RECORDED DATA
+++++

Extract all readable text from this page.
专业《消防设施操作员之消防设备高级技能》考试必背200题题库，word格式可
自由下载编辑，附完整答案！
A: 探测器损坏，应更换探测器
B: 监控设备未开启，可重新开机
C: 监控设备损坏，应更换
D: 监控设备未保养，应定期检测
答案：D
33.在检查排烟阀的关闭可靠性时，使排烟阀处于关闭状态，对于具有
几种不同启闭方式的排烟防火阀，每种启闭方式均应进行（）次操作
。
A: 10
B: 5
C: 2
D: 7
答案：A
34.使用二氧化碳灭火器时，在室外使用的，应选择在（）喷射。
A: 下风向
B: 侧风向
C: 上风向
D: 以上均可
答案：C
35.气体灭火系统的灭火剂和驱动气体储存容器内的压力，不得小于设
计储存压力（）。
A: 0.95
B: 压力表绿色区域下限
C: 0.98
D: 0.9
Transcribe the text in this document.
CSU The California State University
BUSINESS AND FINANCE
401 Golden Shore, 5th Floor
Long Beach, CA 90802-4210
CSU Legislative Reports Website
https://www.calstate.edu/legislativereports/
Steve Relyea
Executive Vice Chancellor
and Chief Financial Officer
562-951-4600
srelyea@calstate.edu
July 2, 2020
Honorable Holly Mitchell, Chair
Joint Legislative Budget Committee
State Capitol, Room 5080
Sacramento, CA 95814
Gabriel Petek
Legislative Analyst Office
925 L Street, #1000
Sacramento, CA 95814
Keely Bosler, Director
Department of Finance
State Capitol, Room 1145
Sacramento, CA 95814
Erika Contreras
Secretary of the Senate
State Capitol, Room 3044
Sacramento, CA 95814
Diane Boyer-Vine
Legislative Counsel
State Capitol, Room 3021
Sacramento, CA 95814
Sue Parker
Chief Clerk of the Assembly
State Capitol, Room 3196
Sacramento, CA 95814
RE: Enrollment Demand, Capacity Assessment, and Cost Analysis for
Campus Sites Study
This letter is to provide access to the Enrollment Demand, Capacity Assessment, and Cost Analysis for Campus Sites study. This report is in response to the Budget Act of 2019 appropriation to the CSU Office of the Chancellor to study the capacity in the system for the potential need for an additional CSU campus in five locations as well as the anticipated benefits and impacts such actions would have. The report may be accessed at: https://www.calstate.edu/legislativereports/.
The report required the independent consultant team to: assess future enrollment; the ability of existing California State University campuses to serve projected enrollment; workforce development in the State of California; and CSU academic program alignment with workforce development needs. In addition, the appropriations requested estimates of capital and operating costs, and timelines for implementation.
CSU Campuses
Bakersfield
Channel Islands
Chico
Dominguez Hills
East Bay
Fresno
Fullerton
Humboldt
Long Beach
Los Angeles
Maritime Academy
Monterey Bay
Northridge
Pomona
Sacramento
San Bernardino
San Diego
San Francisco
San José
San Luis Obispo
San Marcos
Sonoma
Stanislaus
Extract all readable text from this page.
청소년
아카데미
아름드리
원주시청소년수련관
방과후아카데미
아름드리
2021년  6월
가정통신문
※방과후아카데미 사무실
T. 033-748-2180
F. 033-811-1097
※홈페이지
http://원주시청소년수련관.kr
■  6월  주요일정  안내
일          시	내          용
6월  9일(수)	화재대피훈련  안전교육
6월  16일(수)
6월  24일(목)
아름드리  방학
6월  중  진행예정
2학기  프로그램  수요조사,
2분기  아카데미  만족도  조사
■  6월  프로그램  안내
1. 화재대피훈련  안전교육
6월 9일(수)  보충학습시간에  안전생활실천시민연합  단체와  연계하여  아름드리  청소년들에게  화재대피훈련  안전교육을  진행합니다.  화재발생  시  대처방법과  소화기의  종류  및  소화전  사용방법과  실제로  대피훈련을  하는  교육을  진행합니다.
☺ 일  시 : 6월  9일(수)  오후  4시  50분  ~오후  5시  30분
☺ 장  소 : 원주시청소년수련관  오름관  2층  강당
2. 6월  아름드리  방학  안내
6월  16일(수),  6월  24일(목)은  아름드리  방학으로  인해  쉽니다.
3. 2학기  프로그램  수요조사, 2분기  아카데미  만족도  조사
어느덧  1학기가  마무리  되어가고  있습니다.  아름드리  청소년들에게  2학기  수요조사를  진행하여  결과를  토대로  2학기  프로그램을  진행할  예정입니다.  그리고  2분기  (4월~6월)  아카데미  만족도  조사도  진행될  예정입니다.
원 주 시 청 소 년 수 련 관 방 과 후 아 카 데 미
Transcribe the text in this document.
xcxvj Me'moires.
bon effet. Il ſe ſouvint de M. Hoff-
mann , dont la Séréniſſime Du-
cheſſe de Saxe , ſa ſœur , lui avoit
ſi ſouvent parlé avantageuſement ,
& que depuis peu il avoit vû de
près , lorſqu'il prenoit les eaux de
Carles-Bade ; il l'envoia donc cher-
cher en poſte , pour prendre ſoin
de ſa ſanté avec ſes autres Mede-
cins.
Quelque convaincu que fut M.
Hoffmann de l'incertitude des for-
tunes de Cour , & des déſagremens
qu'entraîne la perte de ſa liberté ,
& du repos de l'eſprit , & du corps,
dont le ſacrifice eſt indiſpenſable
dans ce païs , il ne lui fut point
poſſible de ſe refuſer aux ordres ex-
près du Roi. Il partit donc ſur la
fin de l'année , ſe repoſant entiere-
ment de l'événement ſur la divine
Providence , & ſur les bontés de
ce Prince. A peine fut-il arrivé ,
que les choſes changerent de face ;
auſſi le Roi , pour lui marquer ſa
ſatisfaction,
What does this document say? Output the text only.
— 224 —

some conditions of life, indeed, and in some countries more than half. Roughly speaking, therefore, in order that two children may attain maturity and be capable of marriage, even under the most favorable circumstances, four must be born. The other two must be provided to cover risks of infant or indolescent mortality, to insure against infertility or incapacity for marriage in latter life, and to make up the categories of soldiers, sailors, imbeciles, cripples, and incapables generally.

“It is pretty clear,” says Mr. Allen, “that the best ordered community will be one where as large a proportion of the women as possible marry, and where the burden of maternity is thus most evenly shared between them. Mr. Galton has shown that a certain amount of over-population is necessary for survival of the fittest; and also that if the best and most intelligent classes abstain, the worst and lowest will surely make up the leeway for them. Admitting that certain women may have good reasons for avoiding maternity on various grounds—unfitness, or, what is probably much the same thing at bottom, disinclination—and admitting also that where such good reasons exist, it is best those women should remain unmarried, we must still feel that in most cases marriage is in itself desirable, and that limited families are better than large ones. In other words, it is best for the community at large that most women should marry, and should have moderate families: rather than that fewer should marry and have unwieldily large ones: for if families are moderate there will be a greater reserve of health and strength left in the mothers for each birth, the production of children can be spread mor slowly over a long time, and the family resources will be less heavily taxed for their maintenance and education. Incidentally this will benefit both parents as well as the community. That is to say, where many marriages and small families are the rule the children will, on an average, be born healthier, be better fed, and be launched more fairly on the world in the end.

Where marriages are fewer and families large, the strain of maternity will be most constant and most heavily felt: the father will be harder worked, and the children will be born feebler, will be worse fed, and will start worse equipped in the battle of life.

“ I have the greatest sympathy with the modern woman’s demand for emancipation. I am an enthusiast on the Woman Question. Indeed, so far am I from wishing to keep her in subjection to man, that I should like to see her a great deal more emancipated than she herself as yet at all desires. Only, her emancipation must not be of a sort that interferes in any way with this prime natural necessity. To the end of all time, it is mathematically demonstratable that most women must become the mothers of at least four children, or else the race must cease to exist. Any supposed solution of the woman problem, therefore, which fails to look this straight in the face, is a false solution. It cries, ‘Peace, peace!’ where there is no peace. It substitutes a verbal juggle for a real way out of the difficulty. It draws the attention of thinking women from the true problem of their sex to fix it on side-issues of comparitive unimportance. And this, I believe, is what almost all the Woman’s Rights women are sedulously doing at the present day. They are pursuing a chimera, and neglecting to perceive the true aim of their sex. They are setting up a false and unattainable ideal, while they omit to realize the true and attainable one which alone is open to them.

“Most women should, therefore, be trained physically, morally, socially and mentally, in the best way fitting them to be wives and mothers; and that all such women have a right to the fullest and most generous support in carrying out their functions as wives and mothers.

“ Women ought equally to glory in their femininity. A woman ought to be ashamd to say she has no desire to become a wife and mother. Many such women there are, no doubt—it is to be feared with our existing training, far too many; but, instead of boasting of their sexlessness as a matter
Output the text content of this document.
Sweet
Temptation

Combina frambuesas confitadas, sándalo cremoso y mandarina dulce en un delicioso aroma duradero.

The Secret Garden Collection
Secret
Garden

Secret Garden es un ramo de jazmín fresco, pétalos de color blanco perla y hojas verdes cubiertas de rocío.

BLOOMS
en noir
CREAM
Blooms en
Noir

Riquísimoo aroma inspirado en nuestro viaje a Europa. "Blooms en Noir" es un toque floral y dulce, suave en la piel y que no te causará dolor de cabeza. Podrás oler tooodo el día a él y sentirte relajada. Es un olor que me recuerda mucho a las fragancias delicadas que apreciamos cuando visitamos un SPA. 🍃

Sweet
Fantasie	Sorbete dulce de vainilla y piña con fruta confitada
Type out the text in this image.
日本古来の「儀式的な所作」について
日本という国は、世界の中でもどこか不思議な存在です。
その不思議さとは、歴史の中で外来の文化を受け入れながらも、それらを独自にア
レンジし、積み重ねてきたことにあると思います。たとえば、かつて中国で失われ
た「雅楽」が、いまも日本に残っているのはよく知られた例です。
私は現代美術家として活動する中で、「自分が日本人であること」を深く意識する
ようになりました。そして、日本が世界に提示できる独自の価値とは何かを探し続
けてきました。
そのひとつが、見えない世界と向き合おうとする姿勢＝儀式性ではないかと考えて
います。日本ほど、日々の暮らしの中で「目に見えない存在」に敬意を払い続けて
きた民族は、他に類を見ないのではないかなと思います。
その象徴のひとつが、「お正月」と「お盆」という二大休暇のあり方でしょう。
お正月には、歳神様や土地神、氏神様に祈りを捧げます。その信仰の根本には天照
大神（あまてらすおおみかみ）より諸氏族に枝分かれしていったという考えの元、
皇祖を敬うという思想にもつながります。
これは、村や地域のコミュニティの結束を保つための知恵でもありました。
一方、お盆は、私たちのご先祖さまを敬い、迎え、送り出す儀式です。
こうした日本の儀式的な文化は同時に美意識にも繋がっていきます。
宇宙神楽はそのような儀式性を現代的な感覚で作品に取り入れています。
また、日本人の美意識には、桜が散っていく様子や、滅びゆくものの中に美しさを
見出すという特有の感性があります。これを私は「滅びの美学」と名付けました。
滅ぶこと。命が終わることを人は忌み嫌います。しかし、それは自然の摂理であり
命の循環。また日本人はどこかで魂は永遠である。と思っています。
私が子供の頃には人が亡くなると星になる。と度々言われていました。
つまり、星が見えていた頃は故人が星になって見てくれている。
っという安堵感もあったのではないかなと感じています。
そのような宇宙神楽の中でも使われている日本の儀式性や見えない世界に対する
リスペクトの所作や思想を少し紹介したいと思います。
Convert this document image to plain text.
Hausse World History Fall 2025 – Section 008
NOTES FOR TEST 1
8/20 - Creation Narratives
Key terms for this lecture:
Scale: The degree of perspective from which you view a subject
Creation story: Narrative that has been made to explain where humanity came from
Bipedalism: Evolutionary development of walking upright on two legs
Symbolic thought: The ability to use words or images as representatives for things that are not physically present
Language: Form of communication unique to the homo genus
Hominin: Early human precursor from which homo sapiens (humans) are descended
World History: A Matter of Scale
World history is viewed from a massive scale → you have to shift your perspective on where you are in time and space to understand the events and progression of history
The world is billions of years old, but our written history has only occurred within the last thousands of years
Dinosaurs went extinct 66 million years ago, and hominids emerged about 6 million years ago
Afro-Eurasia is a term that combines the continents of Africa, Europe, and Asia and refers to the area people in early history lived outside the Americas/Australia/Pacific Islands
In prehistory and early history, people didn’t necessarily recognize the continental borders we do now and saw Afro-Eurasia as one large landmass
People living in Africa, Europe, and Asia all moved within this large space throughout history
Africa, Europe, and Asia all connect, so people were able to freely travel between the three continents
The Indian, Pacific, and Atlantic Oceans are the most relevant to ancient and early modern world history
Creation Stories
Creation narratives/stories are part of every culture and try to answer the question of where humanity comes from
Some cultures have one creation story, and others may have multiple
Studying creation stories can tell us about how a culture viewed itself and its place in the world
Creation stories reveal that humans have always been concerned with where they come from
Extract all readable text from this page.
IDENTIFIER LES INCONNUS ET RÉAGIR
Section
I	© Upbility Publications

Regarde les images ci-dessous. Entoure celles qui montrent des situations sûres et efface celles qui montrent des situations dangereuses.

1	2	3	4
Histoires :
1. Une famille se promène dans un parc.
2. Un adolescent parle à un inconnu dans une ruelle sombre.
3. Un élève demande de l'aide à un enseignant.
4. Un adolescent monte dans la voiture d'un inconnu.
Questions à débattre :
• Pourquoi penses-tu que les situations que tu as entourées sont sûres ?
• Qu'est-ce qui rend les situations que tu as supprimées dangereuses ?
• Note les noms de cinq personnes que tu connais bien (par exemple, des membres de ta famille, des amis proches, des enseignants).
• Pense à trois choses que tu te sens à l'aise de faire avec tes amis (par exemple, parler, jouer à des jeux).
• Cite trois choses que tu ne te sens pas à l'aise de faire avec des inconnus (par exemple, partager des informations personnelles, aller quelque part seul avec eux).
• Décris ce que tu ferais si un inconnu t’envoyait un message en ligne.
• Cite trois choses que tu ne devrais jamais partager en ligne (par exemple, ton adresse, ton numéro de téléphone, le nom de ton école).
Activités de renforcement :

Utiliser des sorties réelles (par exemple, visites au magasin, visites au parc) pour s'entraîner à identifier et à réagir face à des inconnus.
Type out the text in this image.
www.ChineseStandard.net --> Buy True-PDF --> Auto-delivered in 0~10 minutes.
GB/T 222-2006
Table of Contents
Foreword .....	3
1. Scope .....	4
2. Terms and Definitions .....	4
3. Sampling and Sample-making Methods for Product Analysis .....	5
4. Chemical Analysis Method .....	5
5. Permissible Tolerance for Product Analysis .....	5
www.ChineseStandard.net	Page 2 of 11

+++++

WRITTEN INSTRUCTION
Find each line holding "dans". Copy it out.

ANSWER TO THIS EXERCISE
dans ce païs , il ne lui fut point
1. Une famille se promène dans un parc.
2. Un adolescent parle à un inconnu dans une ruelle sombre.
4. Un adolescent monte dans la voiture d'un inconnu.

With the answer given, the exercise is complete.